[EXERCISE TASK]: In the listing below, from its first line through the line containing "cell-c4: 299 252 xyxy=(364,301,422,310)", could you change "cell-total" to "cell-sum" and give those lines again with nothing else altered?

[RECORDS FOR THE TASK]:
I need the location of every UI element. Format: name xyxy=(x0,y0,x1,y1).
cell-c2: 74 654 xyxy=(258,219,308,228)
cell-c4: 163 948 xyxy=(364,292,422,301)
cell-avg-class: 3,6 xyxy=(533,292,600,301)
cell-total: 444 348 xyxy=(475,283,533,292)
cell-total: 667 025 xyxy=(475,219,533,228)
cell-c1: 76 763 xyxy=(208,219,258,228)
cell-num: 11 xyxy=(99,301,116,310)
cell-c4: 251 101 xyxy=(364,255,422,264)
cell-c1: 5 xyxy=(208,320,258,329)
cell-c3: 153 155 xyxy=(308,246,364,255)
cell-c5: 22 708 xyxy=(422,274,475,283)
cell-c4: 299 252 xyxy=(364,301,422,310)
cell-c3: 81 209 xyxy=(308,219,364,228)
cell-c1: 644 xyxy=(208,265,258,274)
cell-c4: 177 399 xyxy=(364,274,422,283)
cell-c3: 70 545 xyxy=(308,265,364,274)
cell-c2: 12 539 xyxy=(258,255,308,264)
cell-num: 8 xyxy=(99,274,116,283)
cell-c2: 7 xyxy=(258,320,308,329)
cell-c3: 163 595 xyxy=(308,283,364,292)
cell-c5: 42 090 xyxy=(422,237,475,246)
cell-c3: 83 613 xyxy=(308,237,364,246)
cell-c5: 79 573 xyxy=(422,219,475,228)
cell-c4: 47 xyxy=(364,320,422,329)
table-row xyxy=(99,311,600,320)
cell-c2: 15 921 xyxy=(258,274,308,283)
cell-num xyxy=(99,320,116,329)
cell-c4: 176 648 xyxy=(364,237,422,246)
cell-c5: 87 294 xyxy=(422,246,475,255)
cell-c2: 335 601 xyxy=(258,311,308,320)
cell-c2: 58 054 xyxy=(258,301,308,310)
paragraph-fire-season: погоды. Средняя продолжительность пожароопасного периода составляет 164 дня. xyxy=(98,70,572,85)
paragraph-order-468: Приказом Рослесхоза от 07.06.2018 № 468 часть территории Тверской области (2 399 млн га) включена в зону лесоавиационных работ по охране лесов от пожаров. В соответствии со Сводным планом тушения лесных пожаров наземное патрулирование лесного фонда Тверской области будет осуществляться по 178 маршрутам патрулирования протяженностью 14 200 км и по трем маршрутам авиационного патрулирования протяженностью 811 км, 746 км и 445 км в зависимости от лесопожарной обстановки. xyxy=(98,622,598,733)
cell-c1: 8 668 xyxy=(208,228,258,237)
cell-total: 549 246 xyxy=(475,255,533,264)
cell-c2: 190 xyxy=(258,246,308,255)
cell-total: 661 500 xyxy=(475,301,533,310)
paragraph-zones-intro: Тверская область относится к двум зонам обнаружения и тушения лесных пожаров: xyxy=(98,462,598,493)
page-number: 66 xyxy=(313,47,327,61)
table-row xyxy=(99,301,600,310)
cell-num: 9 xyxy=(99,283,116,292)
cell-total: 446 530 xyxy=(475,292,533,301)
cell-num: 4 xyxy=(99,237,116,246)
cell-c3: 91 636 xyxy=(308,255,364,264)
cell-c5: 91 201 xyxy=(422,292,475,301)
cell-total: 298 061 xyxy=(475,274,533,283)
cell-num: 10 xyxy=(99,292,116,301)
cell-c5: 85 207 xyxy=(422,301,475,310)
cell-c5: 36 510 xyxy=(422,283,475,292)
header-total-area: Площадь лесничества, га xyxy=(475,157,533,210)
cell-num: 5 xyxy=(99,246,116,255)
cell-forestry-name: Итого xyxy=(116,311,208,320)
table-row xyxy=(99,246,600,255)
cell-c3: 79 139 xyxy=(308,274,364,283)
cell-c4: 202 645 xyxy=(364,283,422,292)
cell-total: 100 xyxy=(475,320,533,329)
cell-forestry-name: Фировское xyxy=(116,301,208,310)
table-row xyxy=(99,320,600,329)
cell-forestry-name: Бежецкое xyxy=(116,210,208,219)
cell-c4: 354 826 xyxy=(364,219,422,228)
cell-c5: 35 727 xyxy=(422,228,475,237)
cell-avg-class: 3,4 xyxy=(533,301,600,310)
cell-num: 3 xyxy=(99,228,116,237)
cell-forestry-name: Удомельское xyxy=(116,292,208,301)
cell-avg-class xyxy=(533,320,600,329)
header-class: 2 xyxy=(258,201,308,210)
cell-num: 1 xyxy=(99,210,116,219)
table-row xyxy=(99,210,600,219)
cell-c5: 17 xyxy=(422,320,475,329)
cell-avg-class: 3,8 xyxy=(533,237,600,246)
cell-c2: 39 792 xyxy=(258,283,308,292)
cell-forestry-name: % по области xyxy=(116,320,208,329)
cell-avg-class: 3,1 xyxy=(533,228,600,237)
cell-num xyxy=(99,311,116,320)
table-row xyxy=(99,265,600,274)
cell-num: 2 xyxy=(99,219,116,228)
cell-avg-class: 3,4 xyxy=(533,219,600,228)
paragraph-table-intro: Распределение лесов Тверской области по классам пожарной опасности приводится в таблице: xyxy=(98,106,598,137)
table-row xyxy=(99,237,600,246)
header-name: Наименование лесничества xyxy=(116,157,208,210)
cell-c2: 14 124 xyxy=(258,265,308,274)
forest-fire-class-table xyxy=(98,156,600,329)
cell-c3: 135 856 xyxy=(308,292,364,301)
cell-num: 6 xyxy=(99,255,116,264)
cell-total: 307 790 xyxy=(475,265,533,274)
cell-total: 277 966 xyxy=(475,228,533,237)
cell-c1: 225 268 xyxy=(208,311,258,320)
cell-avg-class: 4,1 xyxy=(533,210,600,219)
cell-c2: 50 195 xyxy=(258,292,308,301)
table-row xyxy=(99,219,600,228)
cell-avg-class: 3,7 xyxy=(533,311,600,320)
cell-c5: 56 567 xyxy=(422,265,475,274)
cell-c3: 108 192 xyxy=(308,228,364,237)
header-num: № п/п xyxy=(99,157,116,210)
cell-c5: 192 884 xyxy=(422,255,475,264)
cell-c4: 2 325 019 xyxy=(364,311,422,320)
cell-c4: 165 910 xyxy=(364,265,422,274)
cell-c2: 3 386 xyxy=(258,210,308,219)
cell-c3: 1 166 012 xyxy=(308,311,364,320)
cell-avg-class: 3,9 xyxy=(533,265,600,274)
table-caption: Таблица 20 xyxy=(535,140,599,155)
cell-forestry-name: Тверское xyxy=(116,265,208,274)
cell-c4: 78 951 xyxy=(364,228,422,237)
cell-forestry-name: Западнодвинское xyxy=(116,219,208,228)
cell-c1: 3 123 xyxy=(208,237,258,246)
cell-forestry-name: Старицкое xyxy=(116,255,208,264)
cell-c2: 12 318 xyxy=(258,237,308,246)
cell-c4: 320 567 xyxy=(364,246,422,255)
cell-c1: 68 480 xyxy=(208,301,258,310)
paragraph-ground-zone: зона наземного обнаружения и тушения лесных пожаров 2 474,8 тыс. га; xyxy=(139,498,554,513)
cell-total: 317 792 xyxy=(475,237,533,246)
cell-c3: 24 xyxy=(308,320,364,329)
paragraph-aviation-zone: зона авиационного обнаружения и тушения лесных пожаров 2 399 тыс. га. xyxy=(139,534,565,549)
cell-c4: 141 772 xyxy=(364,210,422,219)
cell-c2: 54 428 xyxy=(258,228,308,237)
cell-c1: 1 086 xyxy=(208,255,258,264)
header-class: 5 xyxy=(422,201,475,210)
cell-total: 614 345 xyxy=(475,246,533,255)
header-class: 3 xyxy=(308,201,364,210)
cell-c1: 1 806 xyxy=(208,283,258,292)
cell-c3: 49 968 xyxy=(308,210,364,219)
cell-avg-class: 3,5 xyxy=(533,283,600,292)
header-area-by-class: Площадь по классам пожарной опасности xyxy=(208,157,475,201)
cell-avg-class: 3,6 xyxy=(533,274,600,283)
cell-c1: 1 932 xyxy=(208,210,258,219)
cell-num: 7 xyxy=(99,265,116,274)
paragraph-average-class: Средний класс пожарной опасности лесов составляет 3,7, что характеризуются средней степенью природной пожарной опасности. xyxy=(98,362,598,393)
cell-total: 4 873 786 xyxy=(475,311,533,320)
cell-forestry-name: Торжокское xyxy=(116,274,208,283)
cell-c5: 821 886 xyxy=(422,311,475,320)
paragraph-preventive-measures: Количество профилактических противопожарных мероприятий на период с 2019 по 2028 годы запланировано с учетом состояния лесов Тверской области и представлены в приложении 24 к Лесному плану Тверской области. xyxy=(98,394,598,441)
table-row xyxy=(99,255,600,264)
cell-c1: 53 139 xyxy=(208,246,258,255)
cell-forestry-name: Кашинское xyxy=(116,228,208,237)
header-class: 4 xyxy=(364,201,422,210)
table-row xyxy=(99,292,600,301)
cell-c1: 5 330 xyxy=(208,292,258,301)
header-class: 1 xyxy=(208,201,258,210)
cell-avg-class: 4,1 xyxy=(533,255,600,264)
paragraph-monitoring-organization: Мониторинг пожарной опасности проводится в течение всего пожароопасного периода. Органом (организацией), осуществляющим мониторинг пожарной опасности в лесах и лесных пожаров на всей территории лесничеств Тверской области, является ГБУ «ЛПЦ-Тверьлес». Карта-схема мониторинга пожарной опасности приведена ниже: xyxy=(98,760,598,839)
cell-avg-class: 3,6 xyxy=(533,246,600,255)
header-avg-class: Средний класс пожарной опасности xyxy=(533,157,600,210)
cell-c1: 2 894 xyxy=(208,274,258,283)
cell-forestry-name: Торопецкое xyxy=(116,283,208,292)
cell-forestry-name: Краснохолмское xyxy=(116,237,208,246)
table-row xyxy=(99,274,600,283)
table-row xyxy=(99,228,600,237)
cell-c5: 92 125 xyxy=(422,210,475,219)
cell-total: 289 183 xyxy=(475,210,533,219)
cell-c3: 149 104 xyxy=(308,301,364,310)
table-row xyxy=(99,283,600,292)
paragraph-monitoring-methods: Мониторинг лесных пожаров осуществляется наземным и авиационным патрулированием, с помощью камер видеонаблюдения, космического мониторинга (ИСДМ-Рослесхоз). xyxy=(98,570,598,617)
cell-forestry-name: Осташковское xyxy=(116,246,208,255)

[SOLUTION TO THE PROBLEM]:
I need the location of every UI element. Format: name xyxy=(x0,y0,x1,y1).
cell-c2: 74 654 xyxy=(258,219,308,228)
cell-c4: 163 948 xyxy=(364,292,422,301)
cell-avg-class: 3,6 xyxy=(533,292,600,301)
cell-sum: 444 348 xyxy=(475,283,533,292)
cell-sum: 667 025 xyxy=(475,219,533,228)
cell-c1: 76 763 xyxy=(208,219,258,228)
cell-num: 11 xyxy=(99,301,116,310)
cell-c4: 251 101 xyxy=(364,255,422,264)
cell-c1: 5 xyxy=(208,320,258,329)
cell-c3: 153 155 xyxy=(308,246,364,255)
cell-c5: 22 708 xyxy=(422,274,475,283)
cell-c4: 299 252 xyxy=(364,301,422,310)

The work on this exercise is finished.